> _Задание_: Чьи картины, согласно фрагменту о Караваджо и венецианской живописи, прежде всего поразили юного Меризи?

> _Фрагмент текста_:

- - - - -

В связи с Венецией некоторые исследователи усматривают в живописи Караваджо сильное влияние искусства Джорджоне. Но с этим трудно согласиться — уж если говорить об оказанном на Караваджо влиянии, то следовало бы указать на какого-то другого венецианского мастера, так как в ту пору творения Джорджоне украшали только некоторые дворцы венецианских патрициев, куда доступ безвестному юнцу был заказан. Единственная работа прославленного Дзордзи, как любовно звали его друзья, выполненная им по заказу правительства Венецианской республики, — это фресковые росписи фасада Немецкого подворья. Однако к тому времени они настолько поблекли и увяли, что были почти неразличимы. Их не смог разглядеть даже Вазари, побывавший в Венеции спустя сорок лет после написания этих фресок.
С венецианским искусством любознательный Меризи мог знакомиться только в церквях и славящихся своими богатыми художественными коллекциями «сколах» (scuola), в которых миряне определённого прихода собирались для обсуждения житейских проблем или приятного времяпрепровождения в залах, богато украшенных картинами на религиозные и исторические сюжеты. Со временем некоторые из них стали известными музеями.
Отправившись мысленно побродить по Венеции вместе с будущим художником, попробуем определить, кто из венецианских мастеров мог поразить или, наоборот, оставить равнодушным самонадеянного юнца со столь свойственными молодости максималистскими взглядами. Можно почти безошибочно предположить, что вряд ли могли на него произвести сколько-либо сильное впечатление крестьянские мадонны Беллини с их скорбными ликами. Такое ему приходилось видеть и раньше. Он с интересом осматривал яркие многофигурные композиции неутомимого рассказчика и фантазёра Карпаччо, равно как и величавые полотна Веронезе с их безупречной цветовой гаммой. В этих превосходных по живописи работах будущий художник видел всего лишь застывший отпечаток прошлого и не слышал отзвуков современной жизни, которая так впечатляюще образно и громко заявляла о себе на площадях и каналах державной Венеции, где жизнь не утихала даже ночью. Но как приверженец ломбардской, а вернее миланской школы живописи, он не мог не поразиться тому, что у венецианских мастеров знаменитое леонардовское сфумато не только не рассеивает и не заглушает лёгкой дымчатой светотенью краски, а насыщает их колористическим богатством, принесшим славу венецианской живописи.
После мысленно совершённой прогулки можно вполне определённо утверждать, что любознательного юнца поразили прежде всего полные неистовой страсти картины Тинторетто, особенно те, что находятся в Скуола Сан-Рокко. Они заставили будущего художника после внимательного их рассмотрения глубоко задуматься. Однако, вероятнее всего, перегруженность деталями и некоторая суетность манеры исполнения отвлекали его внимание, мешая вникнуть в саму суть произведения. Например, взять хотя бы «Тайную вечерю» Тинторетто в церкви Сан-Паоло. Помимо двенадцати апостолов и причащающего их Христа, на ней можно увидеть обслугу обоего пола, обилие подаваемых блюд для сотрапезников, целый набор столового серебра и даже тявкающую собачонку. Несмотря на парящих ангелов под потолком, эта многолюдная и многоголосая сцена лишена даже намёка на «таинство», являя собой обычную венецианскую харчевню, а о святости говорят только нимбы над головами сидящих за столом причастников, кроме Иуды.

- - - - -

> _Исходные материалы_:
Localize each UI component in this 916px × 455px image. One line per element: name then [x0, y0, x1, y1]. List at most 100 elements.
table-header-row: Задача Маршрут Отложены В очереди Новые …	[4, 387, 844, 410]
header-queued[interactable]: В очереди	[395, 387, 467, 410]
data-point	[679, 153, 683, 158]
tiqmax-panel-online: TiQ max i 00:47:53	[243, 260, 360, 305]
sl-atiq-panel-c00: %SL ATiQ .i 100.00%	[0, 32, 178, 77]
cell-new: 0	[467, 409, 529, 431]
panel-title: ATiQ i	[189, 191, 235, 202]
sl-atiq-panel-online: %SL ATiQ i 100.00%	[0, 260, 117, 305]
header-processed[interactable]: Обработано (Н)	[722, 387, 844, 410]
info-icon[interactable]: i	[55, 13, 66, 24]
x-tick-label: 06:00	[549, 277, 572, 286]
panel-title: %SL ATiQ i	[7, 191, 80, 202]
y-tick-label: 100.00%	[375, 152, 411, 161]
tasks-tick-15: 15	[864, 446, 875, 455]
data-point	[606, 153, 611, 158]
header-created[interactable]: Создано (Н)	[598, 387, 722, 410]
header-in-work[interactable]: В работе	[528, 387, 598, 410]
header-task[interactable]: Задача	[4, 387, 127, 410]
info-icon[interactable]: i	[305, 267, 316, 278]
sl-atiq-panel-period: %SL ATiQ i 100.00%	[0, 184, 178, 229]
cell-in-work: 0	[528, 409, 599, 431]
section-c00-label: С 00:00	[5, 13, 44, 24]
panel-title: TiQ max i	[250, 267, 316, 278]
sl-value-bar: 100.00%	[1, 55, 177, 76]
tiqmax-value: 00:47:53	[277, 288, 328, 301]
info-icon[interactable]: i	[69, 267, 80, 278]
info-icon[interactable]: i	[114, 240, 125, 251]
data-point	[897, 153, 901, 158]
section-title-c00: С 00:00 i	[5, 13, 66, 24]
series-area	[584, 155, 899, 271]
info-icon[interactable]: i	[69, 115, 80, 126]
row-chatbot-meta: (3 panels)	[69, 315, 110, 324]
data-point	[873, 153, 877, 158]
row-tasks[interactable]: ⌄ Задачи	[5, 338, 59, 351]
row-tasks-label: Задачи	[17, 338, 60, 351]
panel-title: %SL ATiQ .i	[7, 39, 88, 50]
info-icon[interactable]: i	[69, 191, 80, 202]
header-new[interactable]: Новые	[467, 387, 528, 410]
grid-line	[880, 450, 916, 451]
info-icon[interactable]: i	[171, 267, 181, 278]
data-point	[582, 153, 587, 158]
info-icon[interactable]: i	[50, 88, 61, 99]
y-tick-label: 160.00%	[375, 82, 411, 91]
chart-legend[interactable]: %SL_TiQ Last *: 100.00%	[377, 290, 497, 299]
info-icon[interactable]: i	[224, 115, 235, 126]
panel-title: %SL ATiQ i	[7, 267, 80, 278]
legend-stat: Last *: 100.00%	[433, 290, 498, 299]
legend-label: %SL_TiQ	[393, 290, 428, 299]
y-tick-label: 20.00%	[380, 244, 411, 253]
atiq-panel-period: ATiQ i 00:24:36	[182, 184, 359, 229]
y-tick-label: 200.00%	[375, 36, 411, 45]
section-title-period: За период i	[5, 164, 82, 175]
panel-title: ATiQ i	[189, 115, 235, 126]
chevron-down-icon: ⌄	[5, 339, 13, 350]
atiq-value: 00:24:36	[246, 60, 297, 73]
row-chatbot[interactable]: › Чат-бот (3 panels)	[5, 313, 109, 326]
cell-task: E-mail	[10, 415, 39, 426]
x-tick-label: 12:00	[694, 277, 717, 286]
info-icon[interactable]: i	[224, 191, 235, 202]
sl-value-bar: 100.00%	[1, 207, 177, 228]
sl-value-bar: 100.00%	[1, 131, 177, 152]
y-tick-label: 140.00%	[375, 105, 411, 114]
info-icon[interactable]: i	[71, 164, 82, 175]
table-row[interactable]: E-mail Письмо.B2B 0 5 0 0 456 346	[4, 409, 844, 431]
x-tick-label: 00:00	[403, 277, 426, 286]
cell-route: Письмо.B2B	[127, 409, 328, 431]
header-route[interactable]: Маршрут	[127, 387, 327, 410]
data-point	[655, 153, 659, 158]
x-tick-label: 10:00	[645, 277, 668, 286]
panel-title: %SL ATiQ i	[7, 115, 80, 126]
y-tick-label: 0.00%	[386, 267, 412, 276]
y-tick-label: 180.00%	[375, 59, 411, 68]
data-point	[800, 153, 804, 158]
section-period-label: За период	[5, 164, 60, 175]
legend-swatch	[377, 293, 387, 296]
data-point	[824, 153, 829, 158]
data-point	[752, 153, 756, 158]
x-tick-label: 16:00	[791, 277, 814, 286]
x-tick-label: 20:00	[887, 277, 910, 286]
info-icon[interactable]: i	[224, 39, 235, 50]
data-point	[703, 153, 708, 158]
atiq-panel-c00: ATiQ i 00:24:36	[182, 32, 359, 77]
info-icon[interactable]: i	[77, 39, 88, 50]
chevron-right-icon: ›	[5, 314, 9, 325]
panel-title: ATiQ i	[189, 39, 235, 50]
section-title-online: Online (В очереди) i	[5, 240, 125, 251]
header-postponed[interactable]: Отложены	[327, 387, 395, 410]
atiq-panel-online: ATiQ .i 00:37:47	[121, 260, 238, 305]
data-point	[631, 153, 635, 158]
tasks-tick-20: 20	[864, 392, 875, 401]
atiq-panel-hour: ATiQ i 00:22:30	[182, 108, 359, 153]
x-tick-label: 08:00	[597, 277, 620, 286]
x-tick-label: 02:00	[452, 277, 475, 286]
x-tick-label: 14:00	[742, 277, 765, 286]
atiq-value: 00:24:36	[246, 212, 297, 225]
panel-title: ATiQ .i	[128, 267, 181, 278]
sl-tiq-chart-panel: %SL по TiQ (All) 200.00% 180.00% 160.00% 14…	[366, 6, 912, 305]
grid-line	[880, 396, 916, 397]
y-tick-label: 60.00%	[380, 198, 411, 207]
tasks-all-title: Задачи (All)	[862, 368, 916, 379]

- - - - -

> _Ответ_: Полные неистовой страсти картины Тинторетто, особенно те, что находятся в Скуола Сан-Рокко.